- **AIM OF THE TASK**
Pull out each row that contains the string "divider". Case must match.

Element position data
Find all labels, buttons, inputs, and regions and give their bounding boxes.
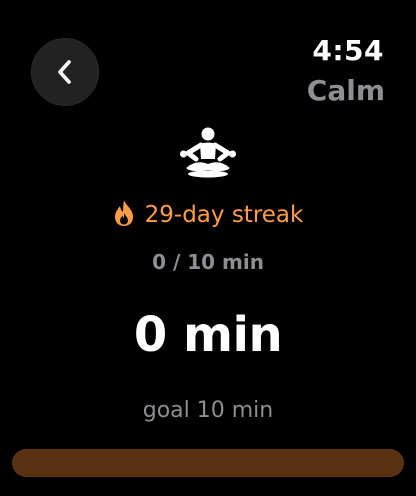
app-title: Calm <box>306 74 385 107</box>
flame-icon <box>113 199 135 231</box>
goal-label: goal 10 min <box>142 398 274 423</box>
streak-row: 29-day streak <box>0 199 416 231</box>
progress-summary: 0 / 10 min <box>152 250 264 274</box>
minutes-display: 0 min <box>133 307 283 363</box>
meditation-icon <box>178 126 238 178</box>
clock-time: 4:54 <box>312 34 384 67</box>
chevron-left-icon <box>54 57 76 87</box>
back-button[interactable] <box>31 38 99 106</box>
streak-label: 29-day streak <box>144 202 304 228</box>
progress-bar <box>12 449 404 477</box>
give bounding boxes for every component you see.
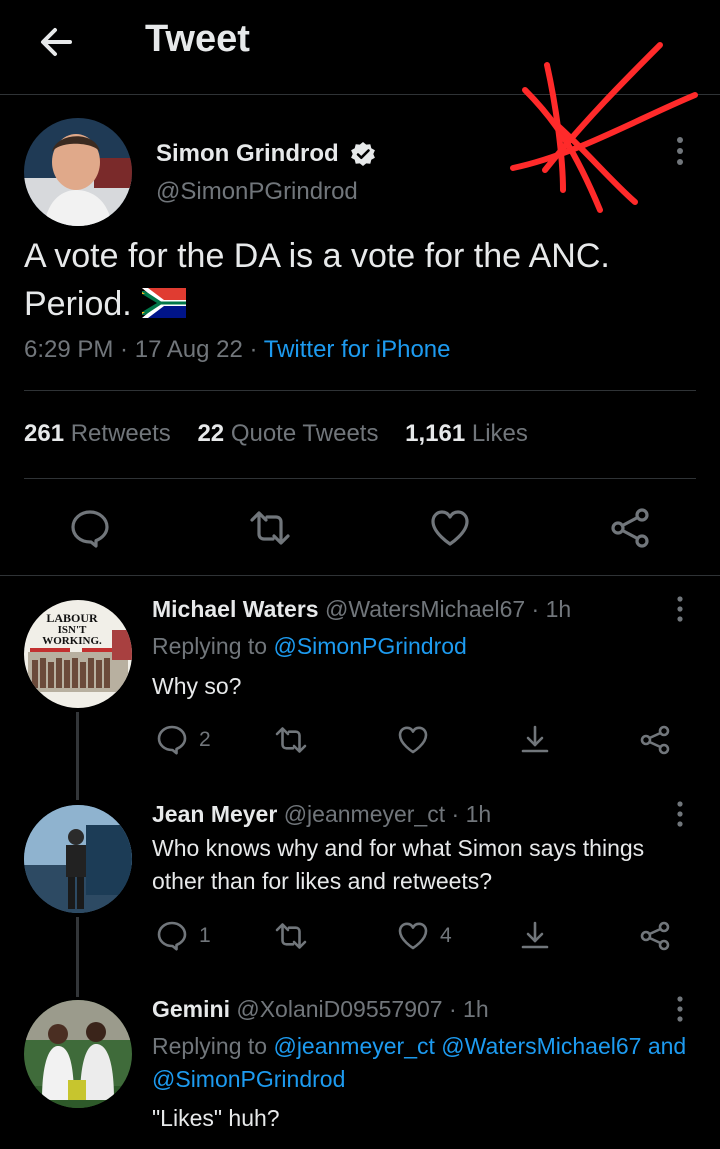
reply-icon — [157, 921, 187, 951]
reply-header: Michael Waters @WatersMichael67 · 1h — [152, 596, 572, 622]
tweet-text: A vote for the DA is a vote for the ANC.… — [24, 232, 704, 328]
share-icon — [640, 725, 670, 755]
verified-badge-icon — [350, 141, 376, 167]
reply-author-name[interactable]: Michael Waters — [152, 596, 319, 622]
share-action[interactable] — [638, 722, 672, 758]
tweet-meta: 6:29 PM · 17 Aug 22 · Twitter for iPhone — [24, 336, 451, 363]
reply-text: Why so? — [152, 673, 242, 699]
download-icon — [521, 921, 549, 949]
divider — [0, 575, 720, 576]
like-heart-icon — [398, 922, 428, 950]
reply-avatar-michael-waters[interactable]: LABOUR ISN'T WORKING. — [24, 600, 132, 708]
top-bar: Tweet — [0, 0, 720, 95]
like-count: 4 — [440, 924, 452, 947]
replying-to-mention[interactable]: @SimonPGrindrod — [152, 1066, 345, 1092]
replying-to-and: and — [647, 1033, 687, 1059]
retweet-icon[interactable] — [248, 506, 292, 550]
like-heart-icon[interactable] — [428, 506, 472, 550]
tweet-stats: 261 Retweets 22 Quote Tweets 1,161 Likes — [24, 420, 548, 448]
replying-to-mention[interactable]: @jeanmeyer_ct — [273, 1033, 434, 1059]
replying-to-mention[interactable]: @SimonPGrindrod — [273, 633, 466, 659]
reply-header: Jean Meyer @jeanmeyer_ct · 1h — [152, 801, 492, 827]
avatar-poster-text-3: WORKING. — [42, 635, 102, 647]
reply-text: "Likes" huh? — [152, 1105, 280, 1131]
reply-time: 1h — [545, 596, 572, 622]
replying-to-prefix: Replying to — [152, 1033, 268, 1059]
author-avatar[interactable] — [24, 118, 132, 226]
reply-more-options-icon[interactable] — [668, 799, 692, 829]
download-action[interactable] — [518, 722, 552, 758]
retweets-count[interactable]: 261 — [24, 420, 64, 447]
tweet-date: 17 Aug 22 — [134, 336, 243, 363]
replying-to-line: Replying to @jeanmeyer_ct @WatersMichael… — [152, 1030, 702, 1096]
tweet-source-link[interactable]: Twitter for iPhone — [264, 336, 451, 363]
divider — [24, 390, 696, 391]
reply-author-name[interactable]: Gemini — [152, 996, 230, 1022]
retweet-action[interactable] — [274, 918, 308, 954]
reply-count: 1 — [199, 924, 211, 947]
download-action[interactable] — [518, 918, 552, 954]
reply-author-handle[interactable]: @WatersMichael67 — [325, 596, 525, 622]
reply-icon[interactable] — [68, 506, 112, 550]
reply-icon — [157, 725, 187, 755]
author-name[interactable]: Simon Grindrod — [156, 140, 339, 168]
reply-avatar-gemini[interactable] — [24, 1000, 132, 1108]
reply-author-name[interactable]: Jean Meyer — [152, 801, 277, 827]
like-action[interactable] — [396, 722, 430, 758]
more-options-icon[interactable] — [668, 134, 692, 168]
like-action[interactable]: 4 — [396, 918, 452, 954]
replying-to-prefix: Replying to — [152, 633, 268, 659]
share-icon — [640, 921, 670, 951]
south-africa-flag-icon — [141, 288, 186, 319]
back-arrow-icon[interactable] — [36, 22, 76, 62]
retweet-icon — [275, 727, 307, 753]
quote-tweets-count[interactable]: 22 — [197, 420, 224, 447]
share-action[interactable] — [638, 918, 672, 954]
reply-count: 2 — [199, 728, 211, 751]
like-heart-icon — [398, 726, 428, 754]
retweet-action[interactable] — [274, 722, 308, 758]
reply-header: Gemini @XolaniD09557907 · 1h — [152, 996, 489, 1022]
thread-connector — [76, 917, 79, 997]
replying-to-mention[interactable]: @WatersMichael67 — [441, 1033, 641, 1059]
retweets-label[interactable]: Retweets — [71, 420, 171, 447]
tweet-time: 6:29 PM — [24, 336, 114, 363]
retweet-icon — [275, 923, 307, 949]
reply-text: Who knows why and for what Simon says th… — [152, 835, 645, 894]
tweet-body: A vote for the DA is a vote for the ANC.… — [24, 237, 610, 323]
divider — [24, 478, 696, 479]
reply-more-options-icon[interactable] — [668, 594, 692, 624]
reply-action[interactable]: 1 — [155, 918, 211, 954]
author-handle[interactable]: @SimonPGrindrod — [156, 178, 358, 206]
reply-time: 1h — [463, 996, 489, 1022]
reply-more-options-icon[interactable] — [668, 994, 692, 1024]
download-icon — [521, 725, 549, 753]
reply-author-handle[interactable]: @jeanmeyer_ct — [284, 801, 445, 827]
reply-avatar-jean-meyer[interactable] — [24, 805, 132, 913]
thread-connector — [76, 712, 79, 800]
share-icon[interactable] — [608, 506, 652, 550]
reply-time: 1h — [465, 801, 492, 827]
page-title: Tweet — [145, 18, 250, 60]
replying-to-line: Replying to @SimonPGrindrod — [152, 630, 702, 663]
likes-count[interactable]: 1,161 — [405, 420, 465, 447]
quote-tweets-label[interactable]: Quote Tweets — [231, 420, 379, 447]
likes-label[interactable]: Likes — [472, 420, 528, 447]
avatar-poster-text-1: LABOUR — [46, 611, 98, 625]
reply-author-handle[interactable]: @XolaniD09557907 — [236, 996, 442, 1022]
reply-action[interactable]: 2 — [155, 722, 211, 758]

- **RESPONSE BELOW**
divider — [0, 575, 720, 576]
divider — [24, 390, 696, 391]
divider — [24, 478, 696, 479]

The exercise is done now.